[start Material]
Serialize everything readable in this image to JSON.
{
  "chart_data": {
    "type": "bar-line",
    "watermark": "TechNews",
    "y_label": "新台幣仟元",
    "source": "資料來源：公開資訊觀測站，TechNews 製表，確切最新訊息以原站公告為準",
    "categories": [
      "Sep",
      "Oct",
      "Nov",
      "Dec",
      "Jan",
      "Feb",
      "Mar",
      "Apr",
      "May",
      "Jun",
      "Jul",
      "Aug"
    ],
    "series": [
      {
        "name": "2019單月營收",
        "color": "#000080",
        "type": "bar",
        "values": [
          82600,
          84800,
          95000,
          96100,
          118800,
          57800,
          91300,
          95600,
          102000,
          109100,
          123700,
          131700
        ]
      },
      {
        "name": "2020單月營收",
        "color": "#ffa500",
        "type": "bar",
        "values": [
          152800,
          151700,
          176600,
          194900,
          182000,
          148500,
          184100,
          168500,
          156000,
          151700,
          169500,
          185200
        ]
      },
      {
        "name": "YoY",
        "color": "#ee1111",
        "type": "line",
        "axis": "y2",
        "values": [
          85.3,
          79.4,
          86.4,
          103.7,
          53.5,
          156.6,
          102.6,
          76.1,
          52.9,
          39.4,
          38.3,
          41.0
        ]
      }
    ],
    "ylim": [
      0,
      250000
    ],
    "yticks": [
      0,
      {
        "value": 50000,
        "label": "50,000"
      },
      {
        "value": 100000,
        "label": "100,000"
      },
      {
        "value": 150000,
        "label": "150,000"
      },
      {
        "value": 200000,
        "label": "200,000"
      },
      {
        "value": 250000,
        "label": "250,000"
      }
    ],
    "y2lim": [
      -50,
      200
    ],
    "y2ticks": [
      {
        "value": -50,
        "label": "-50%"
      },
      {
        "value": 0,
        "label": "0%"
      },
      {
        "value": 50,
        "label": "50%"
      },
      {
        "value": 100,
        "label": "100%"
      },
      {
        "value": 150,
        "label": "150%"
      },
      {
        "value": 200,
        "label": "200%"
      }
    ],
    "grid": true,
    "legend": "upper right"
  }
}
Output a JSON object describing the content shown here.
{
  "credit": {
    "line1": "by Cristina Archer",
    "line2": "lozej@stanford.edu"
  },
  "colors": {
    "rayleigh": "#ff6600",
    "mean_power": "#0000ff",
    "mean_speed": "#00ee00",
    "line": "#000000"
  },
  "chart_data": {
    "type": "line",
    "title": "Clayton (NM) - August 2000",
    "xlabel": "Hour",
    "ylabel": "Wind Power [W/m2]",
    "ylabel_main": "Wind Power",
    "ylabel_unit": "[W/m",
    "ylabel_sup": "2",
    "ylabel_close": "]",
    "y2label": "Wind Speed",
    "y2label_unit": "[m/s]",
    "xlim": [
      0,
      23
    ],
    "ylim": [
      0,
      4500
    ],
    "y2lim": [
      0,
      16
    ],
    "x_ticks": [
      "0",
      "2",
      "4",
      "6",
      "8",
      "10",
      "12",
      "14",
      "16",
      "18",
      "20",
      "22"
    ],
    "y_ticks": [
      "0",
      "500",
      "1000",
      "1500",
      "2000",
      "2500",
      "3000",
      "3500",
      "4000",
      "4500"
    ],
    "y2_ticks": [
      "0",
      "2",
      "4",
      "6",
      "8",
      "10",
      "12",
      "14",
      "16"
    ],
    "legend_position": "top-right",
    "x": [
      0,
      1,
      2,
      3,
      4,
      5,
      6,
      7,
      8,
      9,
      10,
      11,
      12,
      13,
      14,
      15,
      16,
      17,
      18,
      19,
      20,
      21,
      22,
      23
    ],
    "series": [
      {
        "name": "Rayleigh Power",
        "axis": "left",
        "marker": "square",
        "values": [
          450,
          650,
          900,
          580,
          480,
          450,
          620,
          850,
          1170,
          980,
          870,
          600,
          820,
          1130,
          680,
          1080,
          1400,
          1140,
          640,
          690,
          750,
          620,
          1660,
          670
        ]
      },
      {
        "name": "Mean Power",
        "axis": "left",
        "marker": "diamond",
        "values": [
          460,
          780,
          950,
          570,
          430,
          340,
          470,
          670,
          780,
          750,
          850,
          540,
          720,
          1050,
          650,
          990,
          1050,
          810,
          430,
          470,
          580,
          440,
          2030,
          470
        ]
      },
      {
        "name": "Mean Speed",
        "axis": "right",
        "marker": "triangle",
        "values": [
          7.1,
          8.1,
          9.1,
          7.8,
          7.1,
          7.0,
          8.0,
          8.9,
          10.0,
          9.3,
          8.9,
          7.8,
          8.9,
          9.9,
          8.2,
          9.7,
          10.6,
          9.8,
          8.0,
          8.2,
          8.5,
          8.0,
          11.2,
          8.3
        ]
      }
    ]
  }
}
[end Material]
■ Short task
Search the data above for the word "right", then gather each line in which it appears.

■ Answer to the exercise
    "legend": "upper right"
    "legend_position": "top-right",
        "axis": "right",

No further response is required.